REQUEST A> Reproduce the rows below exactly, from the line containing "List each element" through the line containing "bar bbox=[191, 162, 216, 168]", inclusive, and leave the pictures out of your answer.

PAGE EXCERPT>
┌──

In its 22-year misrule, the Gambia first witnessed a mass uprising on 10 and 11 April 2000 when the Gambia Students Union sought to submit a petition to the vice president at the time Isatou Njie Saidy to demand justice for the rape of a schoolgirl by paramilitary personnel at a sports meeting at the Independence Stadium in Bakau (10 kilometres away from Banjul) and the killing of another schoolboy Ebrima Barry by fire service officers in the semi-urban town of Brikama (about 40 kilometres from Banjul). As the students assembled to proceed to the office of the vice president, they were met with the full force of well-armed paramilitary contingent in Kanifing. What ensued was a direct confrontation and shooting that resulted into the death of 16 schoolchildren including a Red Cross volunteer and a three-month old baby with many more sustaining injuries.

The incident in Kanifing then generated protests across the country which were quelled with heavily brutal crackdown by both the police and the military. In several towns such as Essau, Barra, Farafeni, Brikama and Janjanbureh in the regions, scores of schoolchildren were shot and injured while hundreds more were detained and tortured for weeks. Eighteen years later, tens of survivors are either wheelchair-bound or on crutches and generally experiencing various forms of pain and disability.

└──

DATA SUPPLIED>
┌──

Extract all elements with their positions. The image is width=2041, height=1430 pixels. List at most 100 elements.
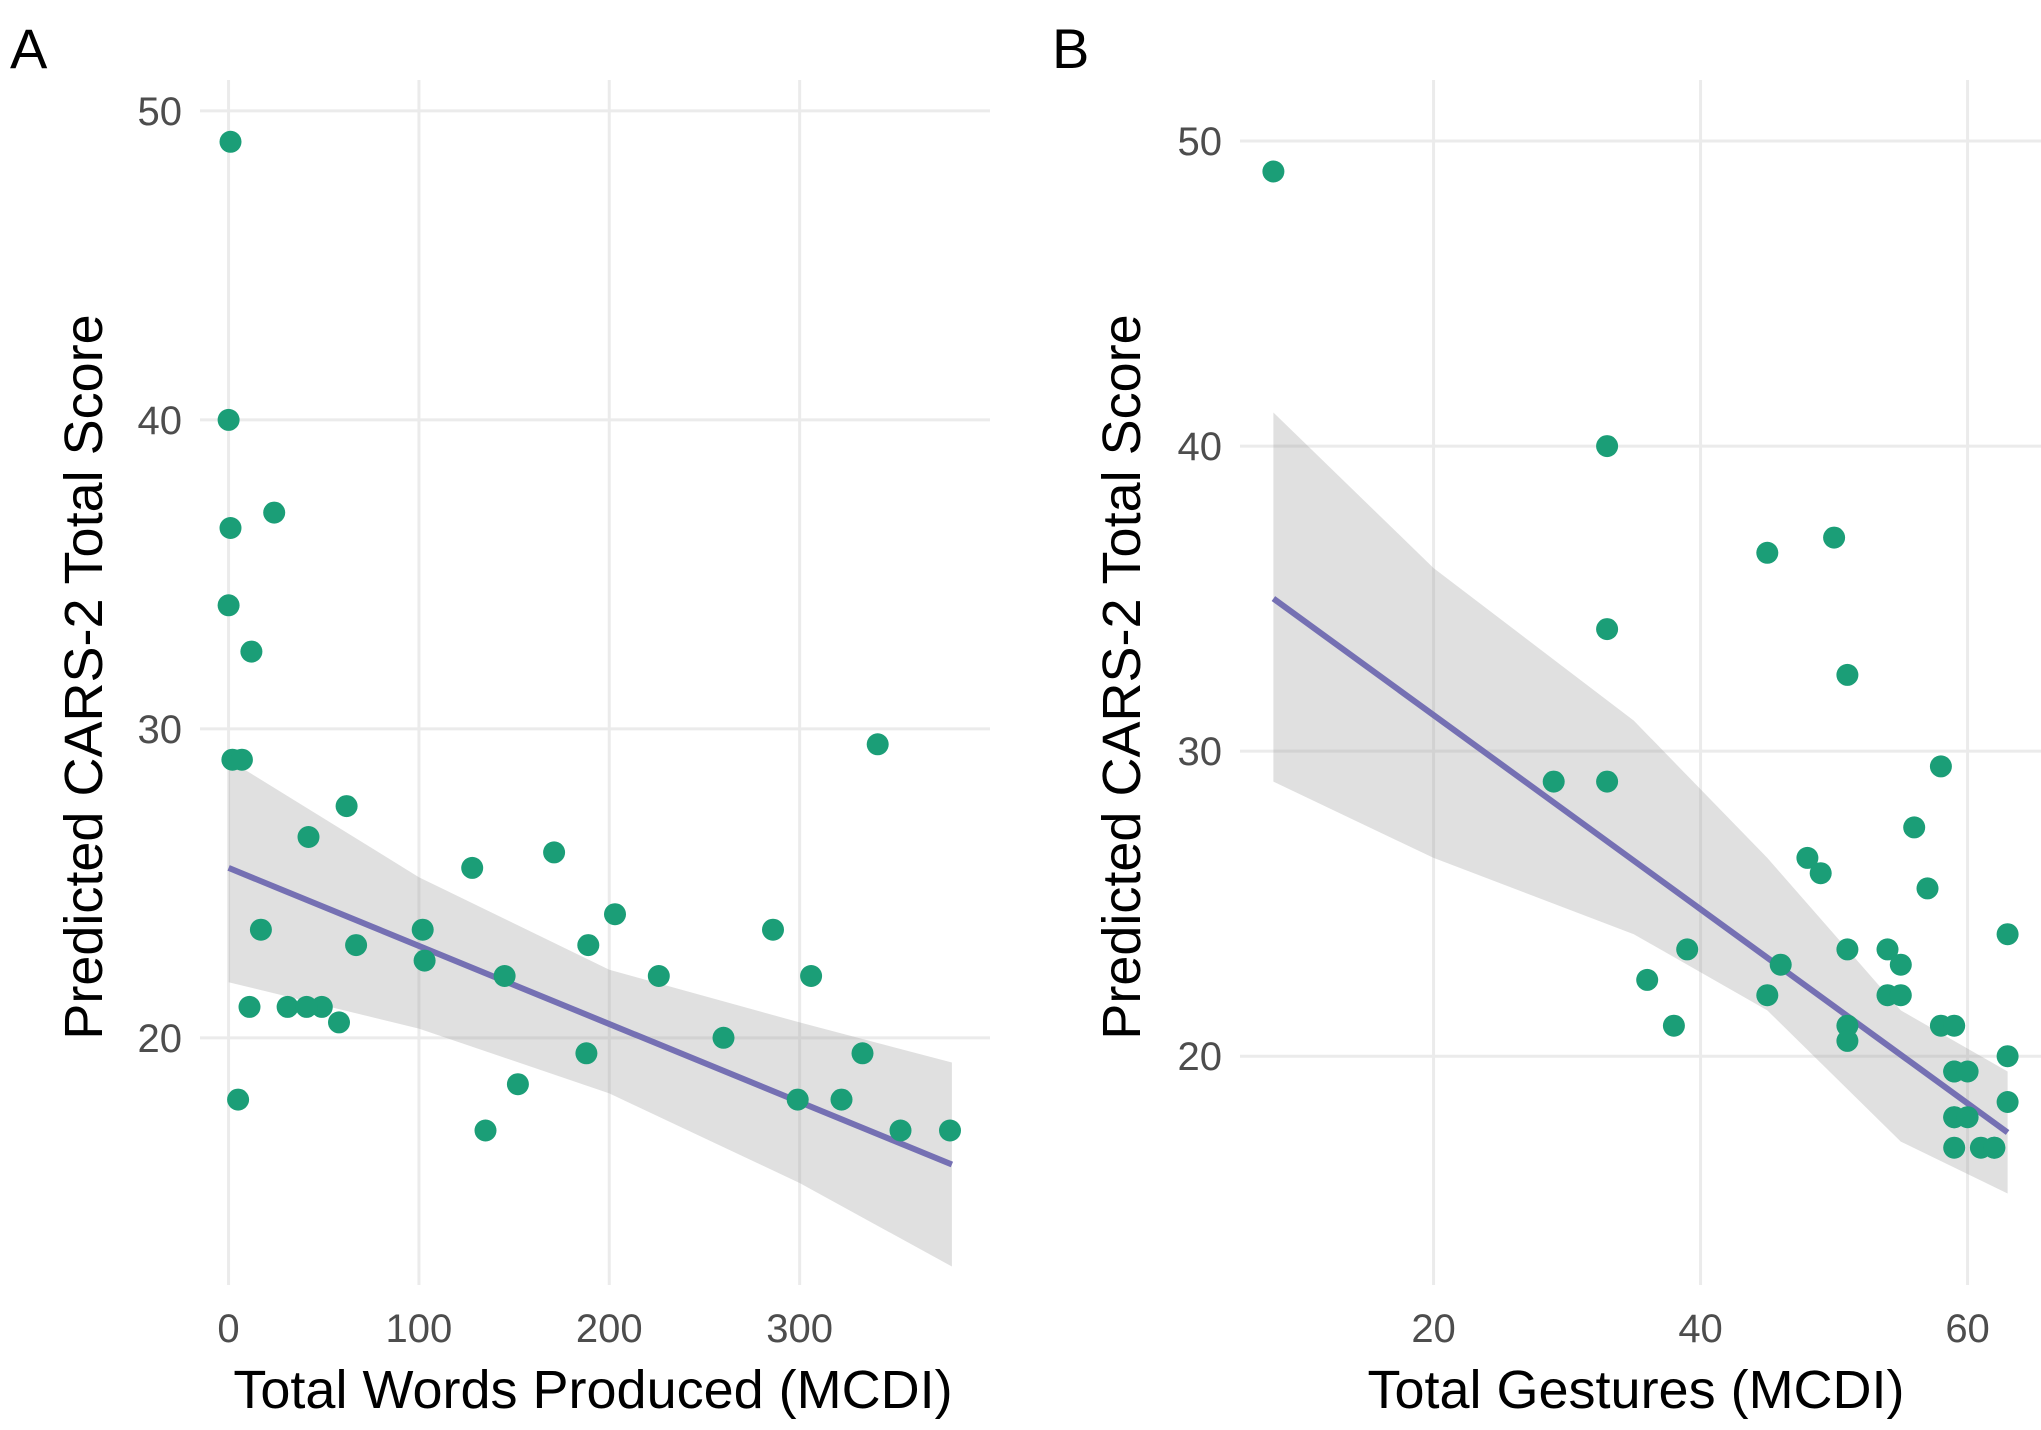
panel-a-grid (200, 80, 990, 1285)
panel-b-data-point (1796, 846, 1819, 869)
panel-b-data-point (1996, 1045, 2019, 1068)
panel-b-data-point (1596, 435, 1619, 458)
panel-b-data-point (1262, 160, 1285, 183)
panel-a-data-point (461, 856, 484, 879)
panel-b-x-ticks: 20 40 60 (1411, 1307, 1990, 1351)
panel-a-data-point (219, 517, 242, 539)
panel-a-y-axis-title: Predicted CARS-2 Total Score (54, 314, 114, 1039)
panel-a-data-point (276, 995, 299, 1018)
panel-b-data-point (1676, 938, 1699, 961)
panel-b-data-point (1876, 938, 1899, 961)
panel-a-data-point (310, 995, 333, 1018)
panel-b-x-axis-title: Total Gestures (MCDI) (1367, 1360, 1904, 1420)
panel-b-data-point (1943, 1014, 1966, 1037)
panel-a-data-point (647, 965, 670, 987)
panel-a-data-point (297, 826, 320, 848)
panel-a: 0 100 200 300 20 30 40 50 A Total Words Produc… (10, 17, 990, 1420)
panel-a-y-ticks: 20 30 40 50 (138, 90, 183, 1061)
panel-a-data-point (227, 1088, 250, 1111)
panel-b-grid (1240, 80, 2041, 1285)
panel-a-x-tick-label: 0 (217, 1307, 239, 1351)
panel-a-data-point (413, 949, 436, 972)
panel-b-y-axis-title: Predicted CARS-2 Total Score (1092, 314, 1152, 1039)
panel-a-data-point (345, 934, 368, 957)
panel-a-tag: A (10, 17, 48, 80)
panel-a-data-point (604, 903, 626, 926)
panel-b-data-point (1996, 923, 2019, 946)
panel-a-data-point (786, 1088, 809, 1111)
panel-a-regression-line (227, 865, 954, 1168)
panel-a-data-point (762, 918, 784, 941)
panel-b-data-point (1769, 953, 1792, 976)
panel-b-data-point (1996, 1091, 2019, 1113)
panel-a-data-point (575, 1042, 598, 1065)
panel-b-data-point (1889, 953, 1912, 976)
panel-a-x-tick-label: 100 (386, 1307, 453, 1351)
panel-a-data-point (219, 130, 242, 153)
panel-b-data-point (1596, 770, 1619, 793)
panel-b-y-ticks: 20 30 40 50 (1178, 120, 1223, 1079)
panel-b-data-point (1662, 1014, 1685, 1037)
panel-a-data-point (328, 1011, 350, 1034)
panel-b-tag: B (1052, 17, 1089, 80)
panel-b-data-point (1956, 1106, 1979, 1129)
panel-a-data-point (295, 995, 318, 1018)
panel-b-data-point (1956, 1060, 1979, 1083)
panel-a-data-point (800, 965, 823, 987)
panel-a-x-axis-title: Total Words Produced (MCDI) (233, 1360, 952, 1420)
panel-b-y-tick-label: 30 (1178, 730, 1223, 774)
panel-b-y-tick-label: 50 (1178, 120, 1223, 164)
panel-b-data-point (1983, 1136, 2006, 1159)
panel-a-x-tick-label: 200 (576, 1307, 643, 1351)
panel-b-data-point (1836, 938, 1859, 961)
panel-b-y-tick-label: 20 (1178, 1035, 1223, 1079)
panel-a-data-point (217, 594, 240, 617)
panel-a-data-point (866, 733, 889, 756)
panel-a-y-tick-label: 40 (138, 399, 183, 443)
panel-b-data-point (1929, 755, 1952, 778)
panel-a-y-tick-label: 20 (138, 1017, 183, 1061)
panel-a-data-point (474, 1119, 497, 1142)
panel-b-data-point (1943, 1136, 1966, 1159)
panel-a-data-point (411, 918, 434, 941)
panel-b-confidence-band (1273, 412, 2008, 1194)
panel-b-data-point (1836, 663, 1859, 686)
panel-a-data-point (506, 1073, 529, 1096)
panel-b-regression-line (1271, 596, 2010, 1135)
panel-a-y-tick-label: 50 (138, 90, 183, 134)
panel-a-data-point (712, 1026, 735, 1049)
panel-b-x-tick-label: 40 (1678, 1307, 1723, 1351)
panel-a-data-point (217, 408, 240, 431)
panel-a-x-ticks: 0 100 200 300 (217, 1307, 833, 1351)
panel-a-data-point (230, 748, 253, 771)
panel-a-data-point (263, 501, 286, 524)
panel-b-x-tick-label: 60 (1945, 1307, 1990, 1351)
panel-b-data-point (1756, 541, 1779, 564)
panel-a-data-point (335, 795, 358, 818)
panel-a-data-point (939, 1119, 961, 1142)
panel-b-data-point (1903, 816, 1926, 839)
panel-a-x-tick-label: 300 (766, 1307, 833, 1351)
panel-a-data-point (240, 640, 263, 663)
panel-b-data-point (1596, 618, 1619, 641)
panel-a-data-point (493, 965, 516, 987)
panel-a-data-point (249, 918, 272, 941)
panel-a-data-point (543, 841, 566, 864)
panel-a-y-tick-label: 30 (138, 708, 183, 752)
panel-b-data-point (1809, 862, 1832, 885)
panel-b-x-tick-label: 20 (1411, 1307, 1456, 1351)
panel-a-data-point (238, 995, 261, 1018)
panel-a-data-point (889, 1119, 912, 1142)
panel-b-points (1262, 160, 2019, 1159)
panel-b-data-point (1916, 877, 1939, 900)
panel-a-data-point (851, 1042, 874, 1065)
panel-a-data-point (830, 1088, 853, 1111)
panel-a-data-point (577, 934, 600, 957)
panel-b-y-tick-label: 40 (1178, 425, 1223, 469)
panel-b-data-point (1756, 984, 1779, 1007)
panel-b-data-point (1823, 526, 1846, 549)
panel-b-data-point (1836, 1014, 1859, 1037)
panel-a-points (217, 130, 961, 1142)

└──
┌──

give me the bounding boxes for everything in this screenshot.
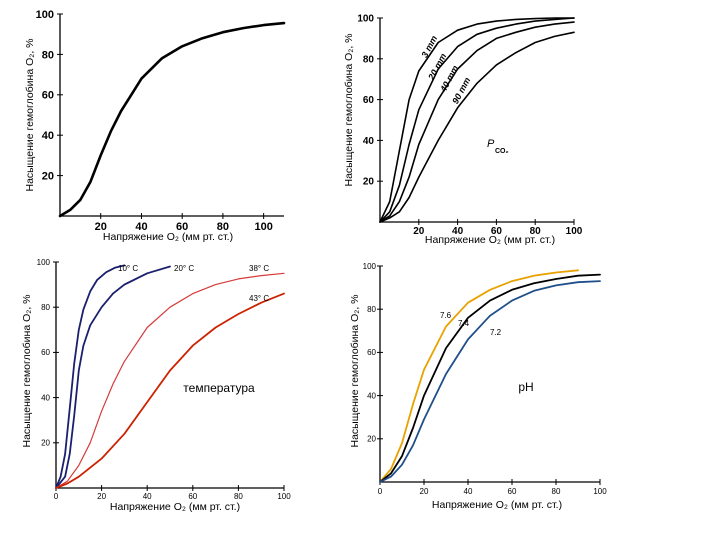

└──
┌──

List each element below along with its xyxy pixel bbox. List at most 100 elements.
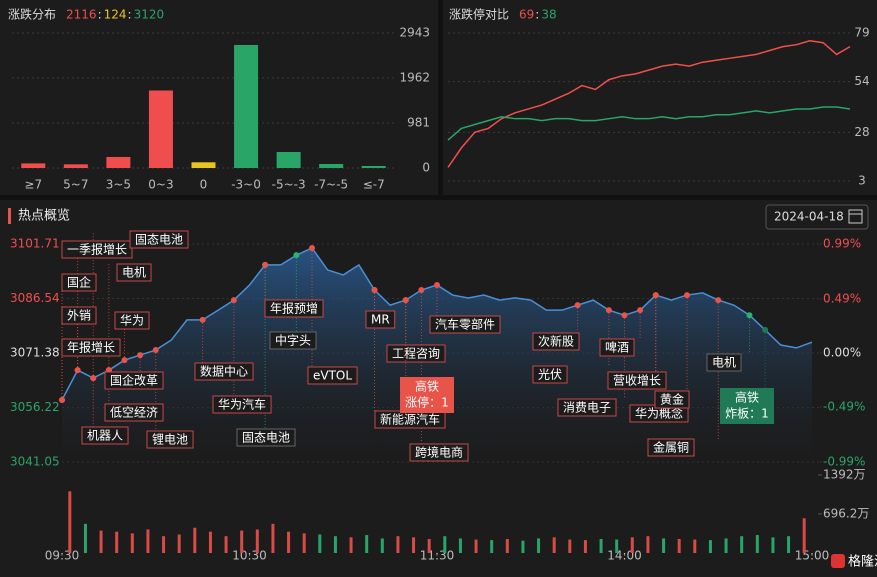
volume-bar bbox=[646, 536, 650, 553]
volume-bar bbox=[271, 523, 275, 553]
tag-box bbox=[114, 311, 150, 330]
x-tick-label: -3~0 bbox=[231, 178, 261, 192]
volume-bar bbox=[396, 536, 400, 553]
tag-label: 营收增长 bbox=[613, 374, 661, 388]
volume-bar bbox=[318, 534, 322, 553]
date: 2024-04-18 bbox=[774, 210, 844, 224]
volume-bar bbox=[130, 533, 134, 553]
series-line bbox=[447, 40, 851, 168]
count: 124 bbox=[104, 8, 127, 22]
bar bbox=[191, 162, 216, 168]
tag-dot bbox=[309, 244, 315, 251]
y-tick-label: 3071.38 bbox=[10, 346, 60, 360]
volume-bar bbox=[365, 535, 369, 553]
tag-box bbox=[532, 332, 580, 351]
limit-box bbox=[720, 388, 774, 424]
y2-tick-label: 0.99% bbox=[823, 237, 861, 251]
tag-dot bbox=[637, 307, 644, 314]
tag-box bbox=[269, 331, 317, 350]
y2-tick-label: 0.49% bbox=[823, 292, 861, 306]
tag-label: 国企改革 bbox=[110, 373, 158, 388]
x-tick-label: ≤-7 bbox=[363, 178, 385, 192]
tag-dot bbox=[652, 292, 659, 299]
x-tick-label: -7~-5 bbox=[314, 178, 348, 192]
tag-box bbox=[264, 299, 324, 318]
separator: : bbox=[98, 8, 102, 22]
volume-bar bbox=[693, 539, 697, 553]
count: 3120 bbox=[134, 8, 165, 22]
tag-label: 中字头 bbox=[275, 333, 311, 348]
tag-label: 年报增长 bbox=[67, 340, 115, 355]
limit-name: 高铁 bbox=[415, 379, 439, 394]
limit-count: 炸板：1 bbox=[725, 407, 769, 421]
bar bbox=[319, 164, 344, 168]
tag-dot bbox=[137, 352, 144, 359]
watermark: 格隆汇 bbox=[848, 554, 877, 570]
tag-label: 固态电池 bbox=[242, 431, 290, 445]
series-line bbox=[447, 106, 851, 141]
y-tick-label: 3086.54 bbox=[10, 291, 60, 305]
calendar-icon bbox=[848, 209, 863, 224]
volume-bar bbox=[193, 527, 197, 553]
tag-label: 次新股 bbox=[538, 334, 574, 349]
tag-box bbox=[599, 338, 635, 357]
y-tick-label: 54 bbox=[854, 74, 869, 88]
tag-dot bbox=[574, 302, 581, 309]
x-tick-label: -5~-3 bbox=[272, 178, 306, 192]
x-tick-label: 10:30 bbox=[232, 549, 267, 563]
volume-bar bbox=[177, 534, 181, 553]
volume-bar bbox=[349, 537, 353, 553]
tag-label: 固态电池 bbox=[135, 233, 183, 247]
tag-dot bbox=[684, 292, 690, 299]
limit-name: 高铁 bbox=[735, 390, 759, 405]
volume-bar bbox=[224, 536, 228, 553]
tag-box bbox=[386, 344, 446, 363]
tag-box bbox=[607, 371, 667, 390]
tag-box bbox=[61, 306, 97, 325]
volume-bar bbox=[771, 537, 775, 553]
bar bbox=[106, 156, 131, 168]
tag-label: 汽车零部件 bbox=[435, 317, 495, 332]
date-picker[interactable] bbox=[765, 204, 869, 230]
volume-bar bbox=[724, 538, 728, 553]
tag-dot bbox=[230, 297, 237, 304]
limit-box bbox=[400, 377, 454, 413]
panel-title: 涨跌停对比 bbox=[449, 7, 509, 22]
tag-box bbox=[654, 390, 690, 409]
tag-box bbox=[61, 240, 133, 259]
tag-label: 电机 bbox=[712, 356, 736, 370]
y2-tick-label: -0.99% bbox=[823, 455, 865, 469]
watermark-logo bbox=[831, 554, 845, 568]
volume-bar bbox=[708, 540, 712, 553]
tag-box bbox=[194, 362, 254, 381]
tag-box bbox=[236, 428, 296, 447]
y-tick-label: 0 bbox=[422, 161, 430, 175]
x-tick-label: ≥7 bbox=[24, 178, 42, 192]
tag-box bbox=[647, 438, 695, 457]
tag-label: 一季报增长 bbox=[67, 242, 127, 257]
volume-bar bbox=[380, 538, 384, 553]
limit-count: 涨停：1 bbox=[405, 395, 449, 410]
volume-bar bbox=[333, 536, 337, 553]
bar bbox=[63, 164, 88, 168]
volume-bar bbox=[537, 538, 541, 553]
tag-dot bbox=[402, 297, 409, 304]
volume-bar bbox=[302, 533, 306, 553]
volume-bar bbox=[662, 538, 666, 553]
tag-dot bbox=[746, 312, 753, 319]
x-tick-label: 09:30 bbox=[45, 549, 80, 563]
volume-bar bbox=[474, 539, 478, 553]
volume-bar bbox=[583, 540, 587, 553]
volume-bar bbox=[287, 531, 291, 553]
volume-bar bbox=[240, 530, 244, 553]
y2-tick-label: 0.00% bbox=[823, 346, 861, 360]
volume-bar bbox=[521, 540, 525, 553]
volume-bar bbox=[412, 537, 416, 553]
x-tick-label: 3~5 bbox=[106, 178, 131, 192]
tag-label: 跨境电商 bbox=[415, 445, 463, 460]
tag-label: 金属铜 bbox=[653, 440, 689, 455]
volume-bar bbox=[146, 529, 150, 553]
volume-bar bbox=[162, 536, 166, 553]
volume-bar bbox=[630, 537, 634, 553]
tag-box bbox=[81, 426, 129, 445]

└──

REQUEST B> Write out the passage from the text on the April 2000 student protests in the Gambia, between "The incident in" and "pain and disability.", inclusive.

COMPLETE OUTPUT A>
List each element below along with its xyxy pixel bbox. List at most 100 elements.
volume-bar bbox=[646, 536, 650, 553]
volume-bar bbox=[271, 523, 275, 553]
tag-box bbox=[114, 311, 150, 330]
x-tick-label: -3~0 bbox=[231, 178, 261, 192]
volume-bar bbox=[396, 536, 400, 553]
tag-label: 营收增长 bbox=[613, 374, 661, 388]
volume-bar bbox=[318, 534, 322, 553]
date: 2024-04-18 bbox=[774, 210, 844, 224]
volume-bar bbox=[130, 533, 134, 553]
series-line bbox=[447, 40, 851, 168]
count: 124 bbox=[104, 8, 127, 22]
bar bbox=[191, 162, 216, 168]

COMPLETE OUTPUT B>
The incident in Kanifing then generated protests across the country which were quelled with heavily brutal crackdown by both the police and the military. In several towns such as Essau, Barra, Farafeni, Brikama and Janjanbureh in the regions, scores of schoolchildren were shot and injured while hundreds more were detained and tortured for weeks. Eighteen years later, tens of survivors are either wheelchair-bound or on crutches and generally experiencing various forms of pain and disability.